## WHAT IS NEEDED:
Tally the lines of the listing that contain the string "name". Give the number and nothing else.

## DATA FOR PROCESSING:
──────────
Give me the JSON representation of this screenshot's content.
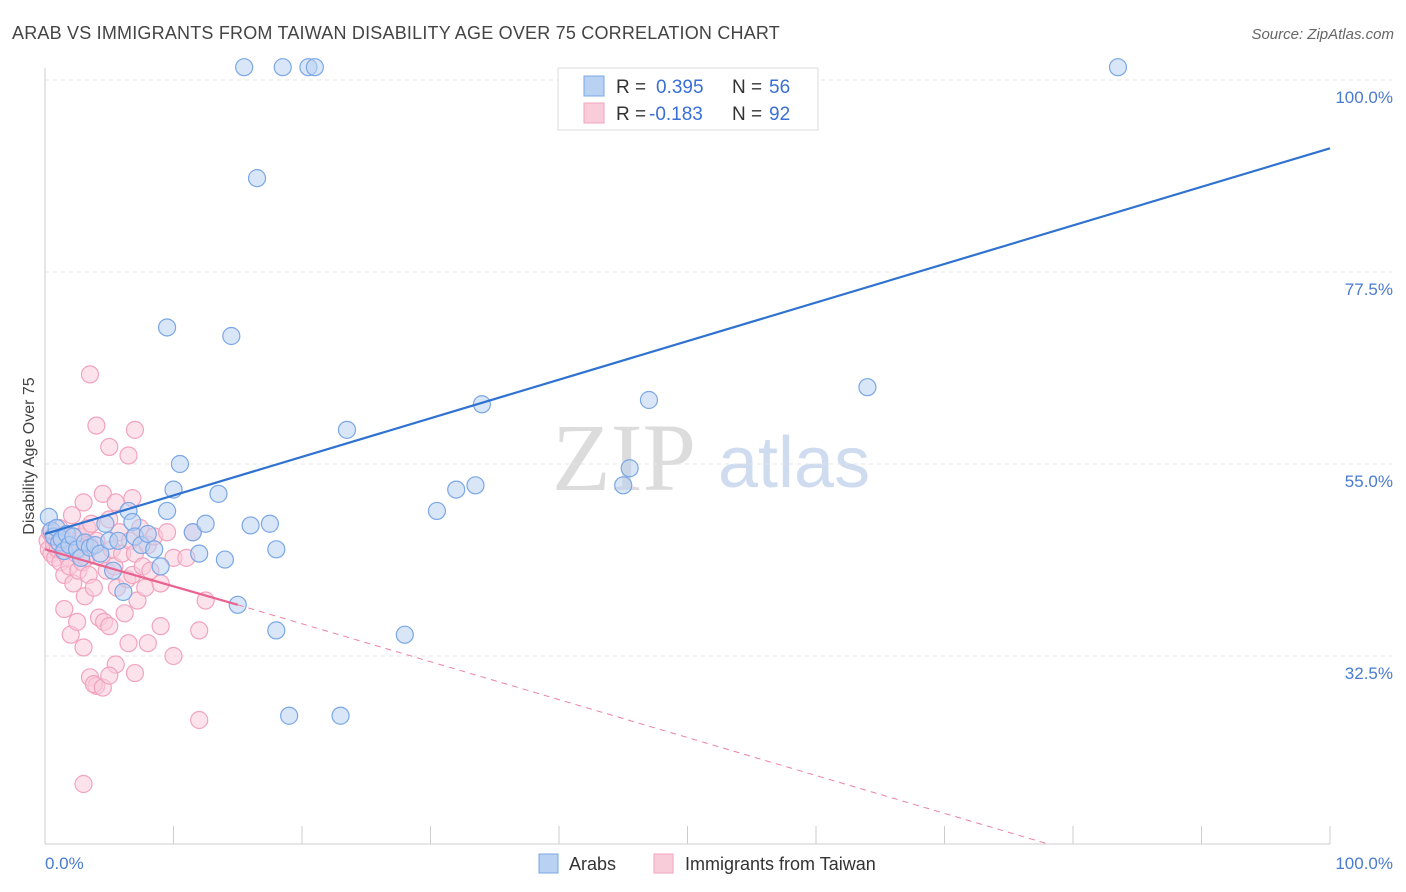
{
  "chart_data": {
    "type": "scatter",
    "title": "ARAB VS IMMIGRANTS FROM TAIWAN DISABILITY AGE OVER 75 CORRELATION CHART",
    "source": "Source: ZipAtlas.com",
    "ylabel": "Disability Age Over 75",
    "xlim": [
      0,
      100
    ],
    "ylim": [
      10,
      102
    ],
    "x_tick_labels": [
      "0.0%",
      "100.0%"
    ],
    "y_ticks": [
      {
        "value": 100,
        "label": "100.0%"
      },
      {
        "value": 77.5,
        "label": "77.5%"
      },
      {
        "value": 55,
        "label": "55.0%"
      },
      {
        "value": 32.5,
        "label": "32.5%"
      }
    ],
    "watermark": {
      "zip": "ZIP",
      "atlas": "atlas"
    },
    "legend": [
      {
        "r_label": "R =",
        "r_value": "0.395",
        "n_label": "N =",
        "n_value": "56"
      },
      {
        "r_label": "R =",
        "r_value": "-0.183",
        "n_label": "N =",
        "n_value": "92"
      }
    ],
    "series": [
      {
        "name": "Arabs",
        "color": "#7aa7e6",
        "fill": "#b9d1f3",
        "line_color": "#2f72d0",
        "trend": {
          "x0": 0,
          "y0": 46.8,
          "x1": 100,
          "y1": 92.0
        },
        "points": [
          [
            0.3,
            48.8
          ],
          [
            0.5,
            47.2
          ],
          [
            0.7,
            46.5
          ],
          [
            0.9,
            47.5
          ],
          [
            1.1,
            45.8
          ],
          [
            1.3,
            46.2
          ],
          [
            1.5,
            44.8
          ],
          [
            1.7,
            46.8
          ],
          [
            1.9,
            45.5
          ],
          [
            2.2,
            46.5
          ],
          [
            2.5,
            45.0
          ],
          [
            2.8,
            44.0
          ],
          [
            3.1,
            45.8
          ],
          [
            3.5,
            45.2
          ],
          [
            3.9,
            45.5
          ],
          [
            4.3,
            44.5
          ],
          [
            4.7,
            48.0
          ],
          [
            5.0,
            46.0
          ],
          [
            5.3,
            42.5
          ],
          [
            5.7,
            46.0
          ],
          [
            6.1,
            40.0
          ],
          [
            6.5,
            49.5
          ],
          [
            6.8,
            48.2
          ],
          [
            7.0,
            46.5
          ],
          [
            7.5,
            45.5
          ],
          [
            8.0,
            46.8
          ],
          [
            8.5,
            45.0
          ],
          [
            9.0,
            43.0
          ],
          [
            9.5,
            49.5
          ],
          [
            10.0,
            52.0
          ],
          [
            10.5,
            55.0
          ],
          [
            11.5,
            47.0
          ],
          [
            12.0,
            44.5
          ],
          [
            12.5,
            48.0
          ],
          [
            13.5,
            51.5
          ],
          [
            14.0,
            43.8
          ],
          [
            15.0,
            38.5
          ],
          [
            16.0,
            47.8
          ],
          [
            17.5,
            48.0
          ],
          [
            18.0,
            45.0
          ],
          [
            9.5,
            71.0
          ],
          [
            14.5,
            70.0
          ],
          [
            16.5,
            88.5
          ],
          [
            18.0,
            35.5
          ],
          [
            19.0,
            25.5
          ],
          [
            23.0,
            25.5
          ],
          [
            23.5,
            59.0
          ],
          [
            28.0,
            35.0
          ],
          [
            30.5,
            49.5
          ],
          [
            32.0,
            52.0
          ],
          [
            33.5,
            52.5
          ],
          [
            34.0,
            62.0
          ],
          [
            45.0,
            52.5
          ],
          [
            45.5,
            54.5
          ],
          [
            47.0,
            62.5
          ],
          [
            64.0,
            64.0
          ]
        ],
        "top_points": [
          [
            15.5,
            101.5
          ],
          [
            18.5,
            101.5
          ],
          [
            20.5,
            101.5
          ],
          [
            21.0,
            101.5
          ],
          [
            83.5,
            101.5
          ]
        ]
      },
      {
        "name": "Immigrants from Taiwan",
        "color": "#f2a3bd",
        "fill": "#f9ccda",
        "line_color": "#e8638e",
        "trend": {
          "x0": 0,
          "y0": 45.0,
          "x1": 15,
          "y1": 38.5,
          "dash_x1": 78,
          "dash_y1": 10.5
        },
        "points": [
          [
            0.2,
            46.0
          ],
          [
            0.3,
            45.0
          ],
          [
            0.4,
            47.0
          ],
          [
            0.5,
            44.5
          ],
          [
            0.6,
            46.5
          ],
          [
            0.7,
            45.5
          ],
          [
            0.8,
            44.0
          ],
          [
            0.9,
            46.0
          ],
          [
            1.0,
            45.0
          ],
          [
            1.1,
            47.5
          ],
          [
            1.2,
            43.5
          ],
          [
            1.3,
            46.5
          ],
          [
            1.4,
            44.8
          ],
          [
            1.5,
            42.0
          ],
          [
            1.6,
            45.5
          ],
          [
            1.7,
            46.8
          ],
          [
            1.8,
            44.0
          ],
          [
            1.9,
            43.0
          ],
          [
            2.0,
            45.8
          ],
          [
            2.1,
            49.0
          ],
          [
            2.2,
            41.0
          ],
          [
            2.3,
            46.0
          ],
          [
            2.4,
            44.5
          ],
          [
            2.5,
            47.0
          ],
          [
            2.6,
            42.5
          ],
          [
            2.7,
            45.0
          ],
          [
            2.8,
            46.5
          ],
          [
            2.9,
            43.5
          ],
          [
            3.0,
            50.5
          ],
          [
            3.1,
            39.5
          ],
          [
            3.2,
            44.0
          ],
          [
            3.3,
            47.5
          ],
          [
            3.4,
            42.0
          ],
          [
            3.5,
            45.5
          ],
          [
            3.6,
            48.0
          ],
          [
            3.8,
            40.5
          ],
          [
            4.0,
            46.0
          ],
          [
            4.2,
            37.0
          ],
          [
            4.4,
            44.0
          ],
          [
            4.6,
            36.5
          ],
          [
            4.8,
            42.5
          ],
          [
            5.0,
            48.5
          ],
          [
            5.2,
            45.0
          ],
          [
            5.4,
            43.0
          ],
          [
            5.6,
            40.5
          ],
          [
            5.8,
            47.0
          ],
          [
            6.0,
            44.5
          ],
          [
            6.2,
            37.5
          ],
          [
            6.4,
            41.5
          ],
          [
            6.6,
            46.0
          ],
          [
            6.8,
            42.0
          ],
          [
            7.0,
            44.5
          ],
          [
            7.2,
            39.0
          ],
          [
            7.4,
            47.5
          ],
          [
            7.6,
            43.0
          ],
          [
            7.8,
            40.5
          ],
          [
            8.0,
            45.5
          ],
          [
            8.2,
            42.5
          ],
          [
            8.5,
            46.5
          ],
          [
            9.0,
            41.0
          ],
          [
            9.5,
            47.0
          ],
          [
            10.0,
            44.0
          ],
          [
            1.5,
            38.0
          ],
          [
            2.0,
            35.0
          ],
          [
            2.5,
            36.5
          ],
          [
            3.0,
            33.5
          ],
          [
            3.5,
            30.0
          ],
          [
            4.0,
            29.0
          ],
          [
            5.0,
            36.0
          ],
          [
            5.5,
            31.5
          ],
          [
            6.5,
            34.0
          ],
          [
            7.0,
            30.5
          ],
          [
            8.0,
            34.0
          ],
          [
            9.0,
            36.0
          ],
          [
            10.0,
            32.5
          ],
          [
            12.0,
            35.5
          ],
          [
            12.5,
            39.0
          ],
          [
            12.0,
            25.0
          ],
          [
            3.0,
            17.5
          ],
          [
            3.5,
            65.5
          ],
          [
            4.0,
            59.5
          ],
          [
            5.0,
            57.0
          ],
          [
            6.5,
            56.0
          ],
          [
            7.0,
            59.0
          ],
          [
            4.5,
            51.5
          ],
          [
            5.5,
            50.5
          ],
          [
            6.8,
            51.0
          ],
          [
            3.8,
            29.2
          ],
          [
            4.5,
            28.8
          ],
          [
            5.0,
            30.2
          ],
          [
            11.0,
            44.0
          ],
          [
            11.5,
            47.0
          ]
        ]
      }
    ]
  },
  "bottom_legend": [
    {
      "label": "Arabs"
    },
    {
      "label": "Immigrants from Taiwan"
    }
  ]
}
──────────
## THE REPLY:
2